Can you output the material exactly as written, minus any pictures it holds?

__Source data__
********
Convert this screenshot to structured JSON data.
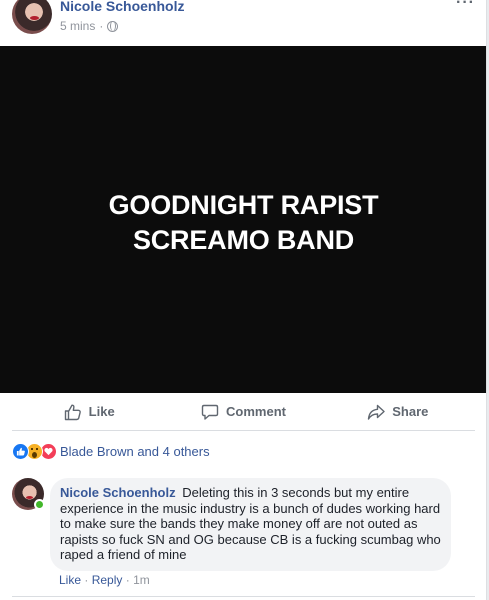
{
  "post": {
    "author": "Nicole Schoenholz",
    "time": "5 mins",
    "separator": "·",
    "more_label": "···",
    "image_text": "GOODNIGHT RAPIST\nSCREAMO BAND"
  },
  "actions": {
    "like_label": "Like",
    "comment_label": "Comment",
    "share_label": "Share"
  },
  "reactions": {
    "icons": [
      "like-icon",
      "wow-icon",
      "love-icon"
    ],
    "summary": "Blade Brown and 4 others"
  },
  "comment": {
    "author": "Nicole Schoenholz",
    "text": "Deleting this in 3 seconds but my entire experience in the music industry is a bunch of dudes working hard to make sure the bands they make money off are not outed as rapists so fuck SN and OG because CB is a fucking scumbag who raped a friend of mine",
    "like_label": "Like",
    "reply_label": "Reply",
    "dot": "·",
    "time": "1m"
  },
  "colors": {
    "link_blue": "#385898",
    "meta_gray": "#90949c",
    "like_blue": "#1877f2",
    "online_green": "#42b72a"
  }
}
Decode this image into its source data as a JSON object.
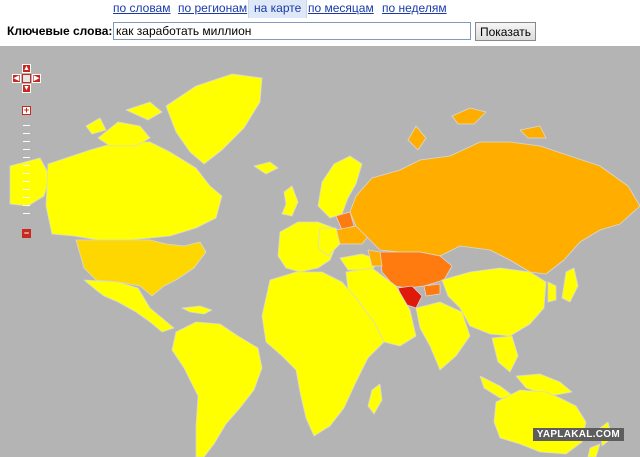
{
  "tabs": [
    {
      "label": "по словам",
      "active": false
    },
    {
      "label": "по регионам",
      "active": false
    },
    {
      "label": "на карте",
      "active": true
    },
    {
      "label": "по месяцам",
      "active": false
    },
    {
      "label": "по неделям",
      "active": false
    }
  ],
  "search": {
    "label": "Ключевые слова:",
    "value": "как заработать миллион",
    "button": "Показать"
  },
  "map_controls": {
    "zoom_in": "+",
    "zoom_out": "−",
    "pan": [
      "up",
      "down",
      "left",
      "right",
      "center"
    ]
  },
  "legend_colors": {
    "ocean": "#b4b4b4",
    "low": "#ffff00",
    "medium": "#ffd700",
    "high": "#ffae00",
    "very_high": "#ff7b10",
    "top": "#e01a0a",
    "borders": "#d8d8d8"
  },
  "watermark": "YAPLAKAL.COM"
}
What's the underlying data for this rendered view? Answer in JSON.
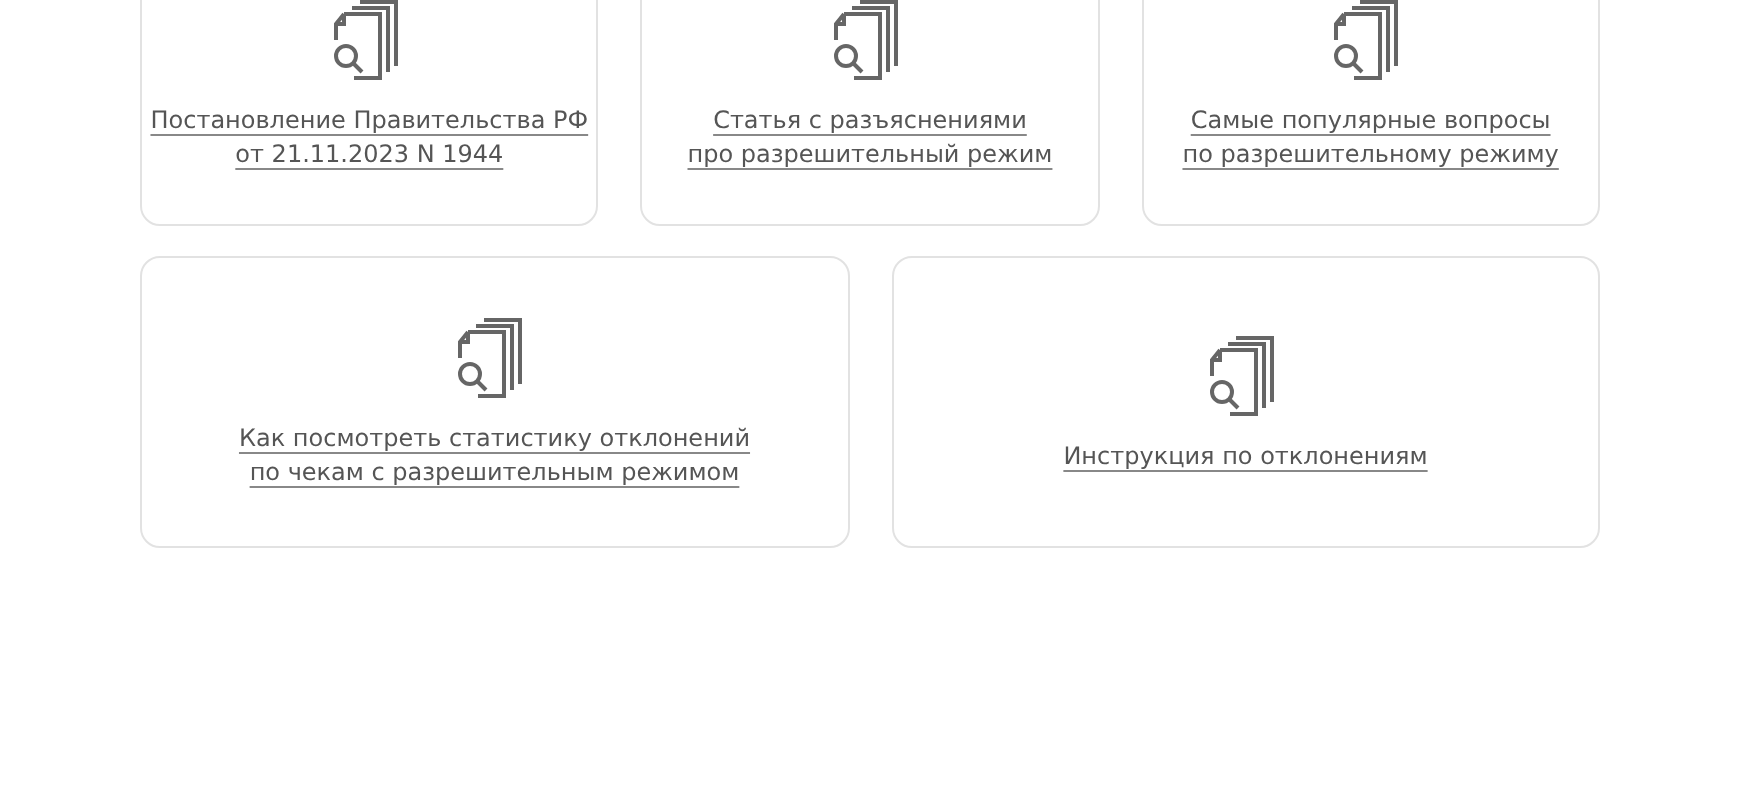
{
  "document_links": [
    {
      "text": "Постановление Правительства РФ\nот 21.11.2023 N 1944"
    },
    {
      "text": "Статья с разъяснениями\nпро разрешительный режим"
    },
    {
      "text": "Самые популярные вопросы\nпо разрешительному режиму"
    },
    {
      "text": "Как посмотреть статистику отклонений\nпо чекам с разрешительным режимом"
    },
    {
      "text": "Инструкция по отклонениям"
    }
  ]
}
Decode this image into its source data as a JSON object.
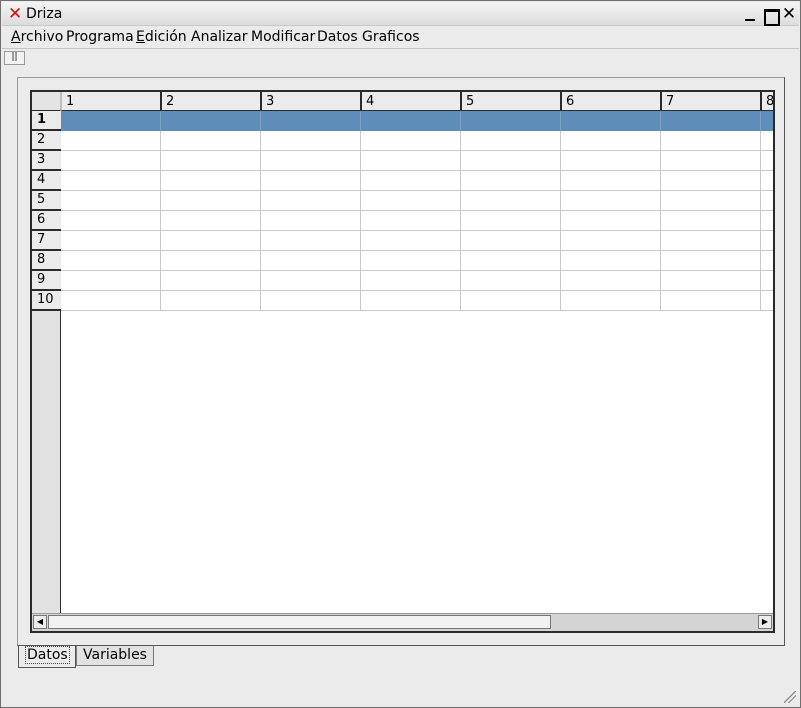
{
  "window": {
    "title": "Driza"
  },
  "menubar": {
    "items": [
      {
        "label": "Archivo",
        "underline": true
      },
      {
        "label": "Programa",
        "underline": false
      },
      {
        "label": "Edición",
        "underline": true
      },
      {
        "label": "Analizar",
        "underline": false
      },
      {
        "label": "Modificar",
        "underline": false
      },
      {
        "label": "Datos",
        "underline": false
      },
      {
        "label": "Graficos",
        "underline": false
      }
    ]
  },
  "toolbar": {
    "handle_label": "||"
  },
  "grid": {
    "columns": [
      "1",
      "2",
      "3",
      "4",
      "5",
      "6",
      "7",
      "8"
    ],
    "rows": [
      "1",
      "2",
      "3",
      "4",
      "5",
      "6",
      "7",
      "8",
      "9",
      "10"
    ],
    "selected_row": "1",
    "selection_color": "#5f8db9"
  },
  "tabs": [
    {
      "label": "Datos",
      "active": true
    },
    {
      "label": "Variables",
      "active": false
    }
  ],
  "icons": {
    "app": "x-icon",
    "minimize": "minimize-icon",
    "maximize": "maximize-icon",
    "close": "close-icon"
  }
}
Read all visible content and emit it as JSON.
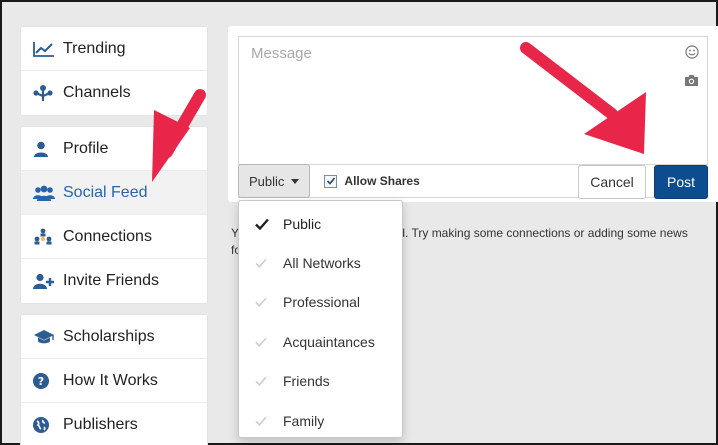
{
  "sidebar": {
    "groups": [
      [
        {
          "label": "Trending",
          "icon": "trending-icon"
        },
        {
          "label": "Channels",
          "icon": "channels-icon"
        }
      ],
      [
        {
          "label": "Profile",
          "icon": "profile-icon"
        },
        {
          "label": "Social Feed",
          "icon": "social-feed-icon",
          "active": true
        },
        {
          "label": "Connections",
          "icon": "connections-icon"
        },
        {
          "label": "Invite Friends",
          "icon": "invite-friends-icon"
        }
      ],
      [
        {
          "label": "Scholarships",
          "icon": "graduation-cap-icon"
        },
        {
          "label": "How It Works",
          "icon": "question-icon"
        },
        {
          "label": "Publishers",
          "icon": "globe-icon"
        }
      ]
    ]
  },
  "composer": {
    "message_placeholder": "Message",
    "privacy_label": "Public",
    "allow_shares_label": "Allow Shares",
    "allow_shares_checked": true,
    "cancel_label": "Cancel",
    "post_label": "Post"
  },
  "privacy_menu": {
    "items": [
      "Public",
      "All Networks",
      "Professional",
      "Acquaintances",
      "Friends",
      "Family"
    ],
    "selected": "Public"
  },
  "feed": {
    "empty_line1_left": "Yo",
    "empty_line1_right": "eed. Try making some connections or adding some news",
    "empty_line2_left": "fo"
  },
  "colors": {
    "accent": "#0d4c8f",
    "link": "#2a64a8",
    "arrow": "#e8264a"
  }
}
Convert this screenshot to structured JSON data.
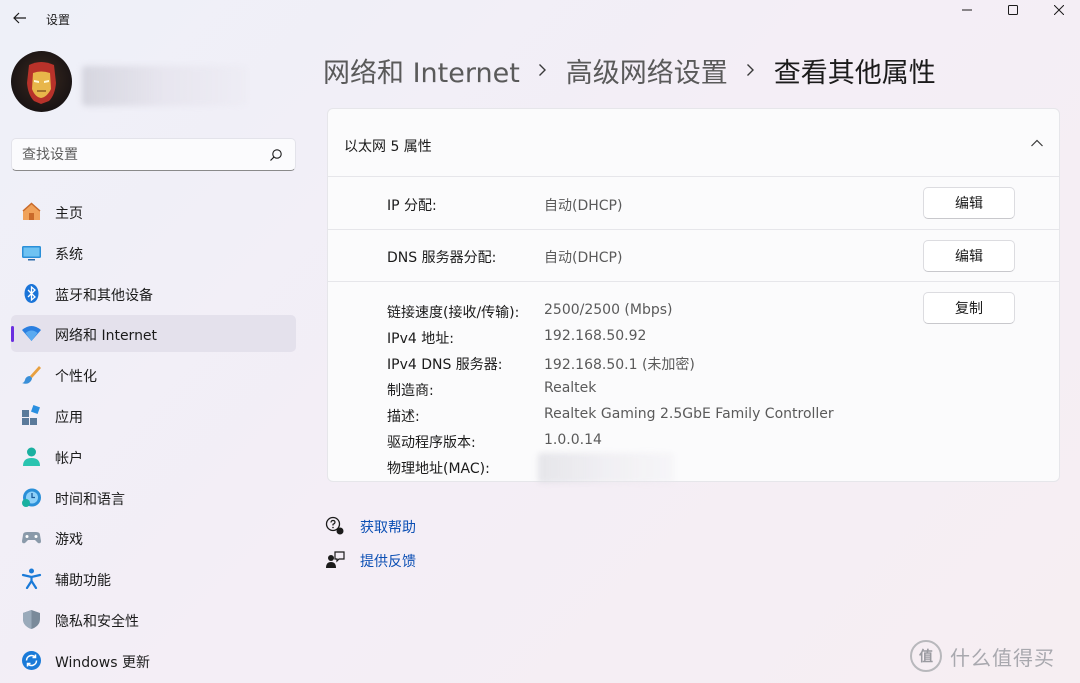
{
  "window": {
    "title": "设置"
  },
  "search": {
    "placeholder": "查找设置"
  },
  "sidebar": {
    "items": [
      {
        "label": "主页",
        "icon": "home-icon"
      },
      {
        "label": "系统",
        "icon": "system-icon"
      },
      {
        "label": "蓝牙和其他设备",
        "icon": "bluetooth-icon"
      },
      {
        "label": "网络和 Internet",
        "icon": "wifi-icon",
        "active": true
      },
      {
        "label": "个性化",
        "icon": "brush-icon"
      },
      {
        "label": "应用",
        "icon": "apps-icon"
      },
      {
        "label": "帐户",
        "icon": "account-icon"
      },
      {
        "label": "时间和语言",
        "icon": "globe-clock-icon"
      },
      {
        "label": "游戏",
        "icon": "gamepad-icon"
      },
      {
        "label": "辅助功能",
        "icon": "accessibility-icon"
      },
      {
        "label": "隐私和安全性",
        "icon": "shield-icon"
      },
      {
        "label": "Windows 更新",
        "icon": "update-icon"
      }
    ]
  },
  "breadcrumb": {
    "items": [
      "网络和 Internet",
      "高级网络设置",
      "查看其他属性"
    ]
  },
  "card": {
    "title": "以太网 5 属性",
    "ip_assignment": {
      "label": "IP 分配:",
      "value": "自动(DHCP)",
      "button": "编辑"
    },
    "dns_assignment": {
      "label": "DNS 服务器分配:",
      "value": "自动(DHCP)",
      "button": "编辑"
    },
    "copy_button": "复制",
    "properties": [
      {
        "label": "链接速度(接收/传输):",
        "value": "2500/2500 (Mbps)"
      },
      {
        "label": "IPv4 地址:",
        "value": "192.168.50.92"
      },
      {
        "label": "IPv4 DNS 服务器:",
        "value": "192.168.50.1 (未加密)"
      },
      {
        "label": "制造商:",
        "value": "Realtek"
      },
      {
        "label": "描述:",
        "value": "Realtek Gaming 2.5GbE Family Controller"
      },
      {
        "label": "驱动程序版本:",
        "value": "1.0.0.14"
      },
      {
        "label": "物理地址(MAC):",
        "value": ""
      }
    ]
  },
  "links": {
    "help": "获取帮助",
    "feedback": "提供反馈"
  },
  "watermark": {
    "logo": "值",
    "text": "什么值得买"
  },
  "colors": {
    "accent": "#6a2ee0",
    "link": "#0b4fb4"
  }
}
********
__Exercise answer__
Convert this screenshot to structured JSON data.
{
  "post": {
    "author": "Nicole Schoenholz",
    "time": "5 mins",
    "separator": "·",
    "more_label": "···",
    "image_text": "GOODNIGHT RAPIST\nSCREAMO BAND"
  },
  "actions": {
    "like_label": "Like",
    "comment_label": "Comment",
    "share_label": "Share"
  },
  "reactions": {
    "icons": [
      "like-icon",
      "wow-icon",
      "love-icon"
    ],
    "summary": "Blade Brown and 4 others"
  },
  "comment": {
    "author": "Nicole Schoenholz",
    "text": "Deleting this in 3 seconds but my entire experience in the music industry is a bunch of dudes working hard to make sure the bands they make money off are not outed as rapists so fuck SN and OG because CB is a fucking scumbag who raped a friend of mine",
    "like_label": "Like",
    "reply_label": "Reply",
    "dot": "·",
    "time": "1m"
  },
  "colors": {
    "link_blue": "#385898",
    "meta_gray": "#90949c",
    "like_blue": "#1877f2",
    "online_green": "#42b72a"
  }
}
Decode this image into its source data as a JSON object.
{
  "tabs": [
    {
      "label": "по словам",
      "active": false
    },
    {
      "label": "по регионам",
      "active": false
    },
    {
      "label": "на карте",
      "active": true
    },
    {
      "label": "по месяцам",
      "active": false
    },
    {
      "label": "по неделям",
      "active": false
    }
  ],
  "search": {
    "label": "Ключевые слова:",
    "value": "как заработать миллион",
    "button": "Показать"
  },
  "map_controls": {
    "zoom_in": "+",
    "zoom_out": "−",
    "pan": [
      "up",
      "down",
      "left",
      "right",
      "center"
    ]
  },
  "legend_colors": {
    "ocean": "#b4b4b4",
    "low": "#ffff00",
    "medium": "#ffd700",
    "high": "#ffae00",
    "very_high": "#ff7b10",
    "top": "#e01a0a",
    "borders": "#d8d8d8"
  },
  "watermark": "YAPLAKAL.COM"
}
What's the underlying data for this rendered view? Answer in JSON.
{
  "document_links": [
    {
      "text": "Постановление Правительства РФ\nот 21.11.2023 N 1944"
    },
    {
      "text": "Статья с разъяснениями\nпро разрешительный режим"
    },
    {
      "text": "Самые популярные вопросы\nпо разрешительному режиму"
    },
    {
      "text": "Как посмотреть статистику отклонений\nпо чекам с разрешительным режимом"
    },
    {
      "text": "Инструкция по отклонениям"
    }
  ]
}
Decode this image into its source data as a JSON object.
{
  "window": {
    "title": "Driza"
  },
  "menubar": {
    "items": [
      {
        "label": "Archivo",
        "underline": true
      },
      {
        "label": "Programa",
        "underline": false
      },
      {
        "label": "Edición",
        "underline": true
      },
      {
        "label": "Analizar",
        "underline": false
      },
      {
        "label": "Modificar",
        "underline": false
      },
      {
        "label": "Datos",
        "underline": false
      },
      {
        "label": "Graficos",
        "underline": false
      }
    ]
  },
  "toolbar": {
    "handle_label": "||"
  },
  "grid": {
    "columns": [
      "1",
      "2",
      "3",
      "4",
      "5",
      "6",
      "7",
      "8"
    ],
    "rows": [
      "1",
      "2",
      "3",
      "4",
      "5",
      "6",
      "7",
      "8",
      "9",
      "10"
    ],
    "selected_row": "1",
    "selection_color": "#5f8db9"
  },
  "tabs": [
    {
      "label": "Datos",
      "active": true
    },
    {
      "label": "Variables",
      "active": false
    }
  ],
  "icons": {
    "app": "x-icon",
    "minimize": "minimize-icon",
    "maximize": "maximize-icon",
    "close": "close-icon"
  }
}
Read all visible content and emit it as JSON.
{
  "sidebar": {
    "groups": [
      [
        {
          "label": "Trending",
          "icon": "trending-icon"
        },
        {
          "label": "Channels",
          "icon": "channels-icon"
        }
      ],
      [
        {
          "label": "Profile",
          "icon": "profile-icon"
        },
        {
          "label": "Social Feed",
          "icon": "social-feed-icon",
          "active": true
        },
        {
          "label": "Connections",
          "icon": "connections-icon"
        },
        {
          "label": "Invite Friends",
          "icon": "invite-friends-icon"
        }
      ],
      [
        {
          "label": "Scholarships",
          "icon": "graduation-cap-icon"
        },
        {
          "label": "How It Works",
          "icon": "question-icon"
        },
        {
          "label": "Publishers",
          "icon": "globe-icon"
        }
      ]
    ]
  },
  "composer": {
    "message_placeholder": "Message",
    "privacy_label": "Public",
    "allow_shares_label": "Allow Shares",
    "allow_shares_checked": true,
    "cancel_label": "Cancel",
    "post_label": "Post"
  },
  "privacy_menu": {
    "items": [
      "Public",
      "All Networks",
      "Professional",
      "Acquaintances",
      "Friends",
      "Family"
    ],
    "selected": "Public"
  },
  "feed": {
    "empty_line1_left": "Yo",
    "empty_line1_right": "eed. Try making some connections or adding some news",
    "empty_line2_left": "fo"
  },
  "colors": {
    "accent": "#0d4c8f",
    "link": "#2a64a8",
    "arrow": "#e8264a"
  }
}
Convert this screenshot to structured JSON data.
{
  "window": {
    "title": "设置"
  },
  "search": {
    "placeholder": "查找设置"
  },
  "sidebar": {
    "items": [
      {
        "label": "主页",
        "icon": "home-icon"
      },
      {
        "label": "系统",
        "icon": "system-icon"
      },
      {
        "label": "蓝牙和其他设备",
        "icon": "bluetooth-icon"
      },
      {
        "label": "网络和 Internet",
        "icon": "wifi-icon",
        "active": true
      },
      {
        "label": "个性化",
        "icon": "brush-icon"
      },
      {
        "label": "应用",
        "icon": "apps-icon"
      },
      {
        "label": "帐户",
        "icon": "account-icon"
      },
      {
        "label": "时间和语言",
        "icon": "globe-clock-icon"
      },
      {
        "label": "游戏",
        "icon": "gamepad-icon"
      },
      {
        "label": "辅助功能",
        "icon": "accessibility-icon"
      },
      {
        "label": "隐私和安全性",
        "icon": "shield-icon"
      },
      {
        "label": "Windows 更新",
        "icon": "update-icon"
      }
    ]
  },
  "breadcrumb": {
    "items": [
      "网络和 Internet",
      "高级网络设置",
      "查看其他属性"
    ]
  },
  "card": {
    "title": "以太网 5 属性",
    "ip_assignment": {
      "label": "IP 分配:",
      "value": "自动(DHCP)",
      "button": "编辑"
    },
    "dns_assignment": {
      "label": "DNS 服务器分配:",
      "value": "自动(DHCP)",
      "button": "编辑"
    },
    "copy_button": "复制",
    "properties": [
      {
        "label": "链接速度(接收/传输):",
        "value": "2500/2500 (Mbps)"
      },
      {
        "label": "IPv4 地址:",
        "value": "192.168.50.92"
      },
      {
        "label": "IPv4 DNS 服务器:",
        "value": "192.168.50.1 (未加密)"
      },
      {
        "label": "制造商:",
        "value": "Realtek"
      },
      {
        "label": "描述:",
        "value": "Realtek Gaming 2.5GbE Family Controller"
      },
      {
        "label": "驱动程序版本:",
        "value": "1.0.0.14"
      },
      {
        "label": "物理地址(MAC):",
        "value": ""
      }
    ]
  },
  "links": {
    "help": "获取帮助",
    "feedback": "提供反馈"
  },
  "watermark": {
    "logo": "值",
    "text": "什么值得买"
  },
  "colors": {
    "accent": "#6a2ee0",
    "link": "#0b4fb4"
  }
}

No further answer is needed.